** Stated goal **
Collect each line holding the string "Members".

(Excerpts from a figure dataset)
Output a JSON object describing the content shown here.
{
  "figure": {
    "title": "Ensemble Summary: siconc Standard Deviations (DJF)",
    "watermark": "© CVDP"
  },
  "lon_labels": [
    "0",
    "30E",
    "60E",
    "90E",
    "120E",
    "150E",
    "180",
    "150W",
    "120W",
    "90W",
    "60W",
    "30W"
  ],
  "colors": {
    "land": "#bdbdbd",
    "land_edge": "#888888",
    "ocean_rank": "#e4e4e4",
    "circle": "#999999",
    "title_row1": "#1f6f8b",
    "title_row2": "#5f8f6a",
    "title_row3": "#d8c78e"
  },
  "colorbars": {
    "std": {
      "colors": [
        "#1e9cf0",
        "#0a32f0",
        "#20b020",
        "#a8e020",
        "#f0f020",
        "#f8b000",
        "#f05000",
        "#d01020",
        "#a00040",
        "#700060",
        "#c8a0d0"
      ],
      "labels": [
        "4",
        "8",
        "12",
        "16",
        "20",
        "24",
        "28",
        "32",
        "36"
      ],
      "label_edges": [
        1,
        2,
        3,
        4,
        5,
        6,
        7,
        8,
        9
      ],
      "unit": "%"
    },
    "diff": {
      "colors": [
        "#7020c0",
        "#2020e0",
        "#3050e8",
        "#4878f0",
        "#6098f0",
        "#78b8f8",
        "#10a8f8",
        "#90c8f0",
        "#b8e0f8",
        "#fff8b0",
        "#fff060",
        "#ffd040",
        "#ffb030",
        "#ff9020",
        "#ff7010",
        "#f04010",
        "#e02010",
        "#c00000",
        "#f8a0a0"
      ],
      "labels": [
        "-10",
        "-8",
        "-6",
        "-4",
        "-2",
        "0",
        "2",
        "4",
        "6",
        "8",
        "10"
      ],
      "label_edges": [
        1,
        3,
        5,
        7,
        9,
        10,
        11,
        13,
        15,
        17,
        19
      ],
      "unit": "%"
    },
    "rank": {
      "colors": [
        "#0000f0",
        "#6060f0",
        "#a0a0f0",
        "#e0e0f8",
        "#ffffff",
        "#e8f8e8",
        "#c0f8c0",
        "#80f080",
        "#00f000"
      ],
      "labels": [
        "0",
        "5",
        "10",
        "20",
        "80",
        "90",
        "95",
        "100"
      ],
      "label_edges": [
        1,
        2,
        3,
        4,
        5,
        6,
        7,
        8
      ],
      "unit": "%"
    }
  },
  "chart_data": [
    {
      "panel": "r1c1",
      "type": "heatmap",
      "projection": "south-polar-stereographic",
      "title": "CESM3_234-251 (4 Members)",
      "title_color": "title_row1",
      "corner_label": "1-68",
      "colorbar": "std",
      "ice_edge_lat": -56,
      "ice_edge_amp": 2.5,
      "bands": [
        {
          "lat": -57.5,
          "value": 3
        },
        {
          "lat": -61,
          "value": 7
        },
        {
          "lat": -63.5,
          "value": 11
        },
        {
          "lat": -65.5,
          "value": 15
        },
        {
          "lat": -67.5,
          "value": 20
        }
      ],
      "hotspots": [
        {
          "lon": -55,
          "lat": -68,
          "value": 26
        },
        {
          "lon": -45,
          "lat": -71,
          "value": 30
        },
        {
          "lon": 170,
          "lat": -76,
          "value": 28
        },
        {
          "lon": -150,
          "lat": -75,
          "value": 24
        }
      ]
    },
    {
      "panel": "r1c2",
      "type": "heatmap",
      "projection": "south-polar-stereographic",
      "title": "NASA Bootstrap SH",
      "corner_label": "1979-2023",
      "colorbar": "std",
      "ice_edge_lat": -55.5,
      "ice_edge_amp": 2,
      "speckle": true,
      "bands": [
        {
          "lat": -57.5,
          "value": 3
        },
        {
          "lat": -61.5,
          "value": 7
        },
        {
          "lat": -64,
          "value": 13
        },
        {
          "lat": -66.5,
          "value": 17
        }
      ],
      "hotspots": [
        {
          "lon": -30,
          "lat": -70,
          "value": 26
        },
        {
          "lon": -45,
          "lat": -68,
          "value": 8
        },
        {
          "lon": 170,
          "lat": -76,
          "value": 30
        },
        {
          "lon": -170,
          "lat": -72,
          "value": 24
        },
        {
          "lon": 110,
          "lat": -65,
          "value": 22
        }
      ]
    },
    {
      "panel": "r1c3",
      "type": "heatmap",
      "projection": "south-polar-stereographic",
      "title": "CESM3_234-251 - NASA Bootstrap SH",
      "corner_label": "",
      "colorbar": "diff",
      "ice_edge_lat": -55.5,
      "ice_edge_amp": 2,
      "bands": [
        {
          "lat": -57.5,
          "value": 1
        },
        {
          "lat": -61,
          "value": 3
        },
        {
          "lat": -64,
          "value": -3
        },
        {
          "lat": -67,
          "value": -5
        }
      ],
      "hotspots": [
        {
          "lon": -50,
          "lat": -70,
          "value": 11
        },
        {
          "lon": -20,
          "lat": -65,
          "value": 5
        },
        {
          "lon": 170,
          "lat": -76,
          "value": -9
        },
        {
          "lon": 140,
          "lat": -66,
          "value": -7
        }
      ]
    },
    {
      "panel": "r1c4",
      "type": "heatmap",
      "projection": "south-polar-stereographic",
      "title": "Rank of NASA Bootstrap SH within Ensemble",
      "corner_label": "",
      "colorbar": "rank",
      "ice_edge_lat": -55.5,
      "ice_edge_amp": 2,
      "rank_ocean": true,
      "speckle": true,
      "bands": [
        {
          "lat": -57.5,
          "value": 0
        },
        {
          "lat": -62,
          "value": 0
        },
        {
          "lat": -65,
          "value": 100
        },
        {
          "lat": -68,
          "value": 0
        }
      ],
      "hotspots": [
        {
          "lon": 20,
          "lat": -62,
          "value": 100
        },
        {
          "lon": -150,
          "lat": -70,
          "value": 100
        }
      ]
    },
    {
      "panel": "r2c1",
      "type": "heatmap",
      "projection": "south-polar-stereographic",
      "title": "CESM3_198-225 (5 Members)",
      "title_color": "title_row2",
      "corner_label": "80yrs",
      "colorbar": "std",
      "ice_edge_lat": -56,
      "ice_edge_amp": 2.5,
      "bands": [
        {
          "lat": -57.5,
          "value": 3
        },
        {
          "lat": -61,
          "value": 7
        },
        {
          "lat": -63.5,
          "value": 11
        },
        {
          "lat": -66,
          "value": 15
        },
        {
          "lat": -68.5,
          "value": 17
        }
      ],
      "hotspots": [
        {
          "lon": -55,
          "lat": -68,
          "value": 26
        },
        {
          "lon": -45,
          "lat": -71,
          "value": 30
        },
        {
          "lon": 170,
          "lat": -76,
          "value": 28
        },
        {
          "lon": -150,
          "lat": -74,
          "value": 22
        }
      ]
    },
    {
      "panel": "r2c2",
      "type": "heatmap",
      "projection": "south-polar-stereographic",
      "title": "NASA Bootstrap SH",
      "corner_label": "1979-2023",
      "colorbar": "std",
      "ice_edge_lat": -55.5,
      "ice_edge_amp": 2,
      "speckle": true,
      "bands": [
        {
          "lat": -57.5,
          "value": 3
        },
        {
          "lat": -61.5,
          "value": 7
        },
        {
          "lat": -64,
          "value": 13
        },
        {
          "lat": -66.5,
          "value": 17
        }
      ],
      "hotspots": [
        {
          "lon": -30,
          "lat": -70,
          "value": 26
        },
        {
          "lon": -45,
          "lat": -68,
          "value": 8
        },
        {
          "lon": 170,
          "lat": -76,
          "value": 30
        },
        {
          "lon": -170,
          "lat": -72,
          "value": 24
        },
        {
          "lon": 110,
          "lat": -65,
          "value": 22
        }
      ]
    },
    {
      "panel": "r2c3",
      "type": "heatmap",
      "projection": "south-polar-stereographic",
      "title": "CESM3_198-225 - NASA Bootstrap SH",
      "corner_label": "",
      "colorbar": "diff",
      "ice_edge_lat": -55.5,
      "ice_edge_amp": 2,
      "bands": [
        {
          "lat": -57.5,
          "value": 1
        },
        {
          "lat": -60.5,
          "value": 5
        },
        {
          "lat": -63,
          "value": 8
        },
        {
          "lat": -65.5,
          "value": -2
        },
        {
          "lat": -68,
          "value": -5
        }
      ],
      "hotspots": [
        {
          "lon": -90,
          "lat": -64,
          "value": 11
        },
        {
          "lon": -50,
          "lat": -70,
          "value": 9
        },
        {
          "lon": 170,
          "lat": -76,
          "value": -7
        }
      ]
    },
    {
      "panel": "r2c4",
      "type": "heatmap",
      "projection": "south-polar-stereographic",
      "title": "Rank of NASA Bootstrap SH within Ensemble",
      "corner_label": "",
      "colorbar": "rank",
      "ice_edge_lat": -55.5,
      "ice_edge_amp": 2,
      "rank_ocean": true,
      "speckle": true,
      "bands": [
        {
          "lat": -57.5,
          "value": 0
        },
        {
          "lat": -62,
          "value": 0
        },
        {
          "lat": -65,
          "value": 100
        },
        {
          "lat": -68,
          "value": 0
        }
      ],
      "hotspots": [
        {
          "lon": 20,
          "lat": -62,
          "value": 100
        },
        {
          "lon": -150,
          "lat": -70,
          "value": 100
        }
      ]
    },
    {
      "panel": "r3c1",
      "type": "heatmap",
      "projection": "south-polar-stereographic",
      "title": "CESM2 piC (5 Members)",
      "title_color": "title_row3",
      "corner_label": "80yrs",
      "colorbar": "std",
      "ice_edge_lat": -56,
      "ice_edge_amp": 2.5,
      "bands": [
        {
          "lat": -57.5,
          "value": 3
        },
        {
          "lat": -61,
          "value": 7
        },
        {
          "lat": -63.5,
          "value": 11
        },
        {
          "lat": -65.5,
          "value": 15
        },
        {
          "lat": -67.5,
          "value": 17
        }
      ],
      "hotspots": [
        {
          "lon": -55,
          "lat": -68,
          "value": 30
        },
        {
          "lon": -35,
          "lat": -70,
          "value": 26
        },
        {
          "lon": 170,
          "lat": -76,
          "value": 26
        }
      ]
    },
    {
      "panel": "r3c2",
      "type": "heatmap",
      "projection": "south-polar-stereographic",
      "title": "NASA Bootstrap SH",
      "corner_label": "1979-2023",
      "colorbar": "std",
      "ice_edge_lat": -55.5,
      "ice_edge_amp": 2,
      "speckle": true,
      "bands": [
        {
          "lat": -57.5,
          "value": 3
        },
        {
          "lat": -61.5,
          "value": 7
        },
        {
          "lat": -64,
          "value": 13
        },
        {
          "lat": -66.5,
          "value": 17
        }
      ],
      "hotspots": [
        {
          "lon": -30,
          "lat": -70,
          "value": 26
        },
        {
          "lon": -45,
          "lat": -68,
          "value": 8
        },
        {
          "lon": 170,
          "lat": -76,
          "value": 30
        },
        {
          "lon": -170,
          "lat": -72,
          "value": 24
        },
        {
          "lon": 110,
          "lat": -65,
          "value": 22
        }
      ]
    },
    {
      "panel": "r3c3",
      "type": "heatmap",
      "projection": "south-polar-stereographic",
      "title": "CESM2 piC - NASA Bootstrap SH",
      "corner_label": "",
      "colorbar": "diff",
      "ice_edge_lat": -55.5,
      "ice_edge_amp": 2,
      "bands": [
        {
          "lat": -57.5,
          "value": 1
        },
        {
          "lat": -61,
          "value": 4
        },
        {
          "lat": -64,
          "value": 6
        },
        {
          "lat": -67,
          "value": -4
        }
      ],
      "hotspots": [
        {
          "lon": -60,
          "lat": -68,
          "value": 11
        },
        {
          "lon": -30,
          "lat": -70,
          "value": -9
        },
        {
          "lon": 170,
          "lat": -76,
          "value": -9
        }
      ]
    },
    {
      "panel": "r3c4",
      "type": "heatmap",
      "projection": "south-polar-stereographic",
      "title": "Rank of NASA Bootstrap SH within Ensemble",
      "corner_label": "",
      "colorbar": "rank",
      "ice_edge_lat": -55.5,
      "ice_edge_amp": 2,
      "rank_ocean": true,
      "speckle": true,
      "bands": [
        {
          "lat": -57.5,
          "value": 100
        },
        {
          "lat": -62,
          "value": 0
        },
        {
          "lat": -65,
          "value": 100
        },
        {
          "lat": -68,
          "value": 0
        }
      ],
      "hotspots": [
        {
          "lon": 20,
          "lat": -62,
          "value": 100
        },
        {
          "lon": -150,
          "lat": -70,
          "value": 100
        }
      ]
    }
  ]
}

** Exercise solution **
      "title": "CESM3_234-251 (4 Members)",
      "title": "CESM3_198-225 (5 Members)",
      "title": "CESM2 piC (5 Members)",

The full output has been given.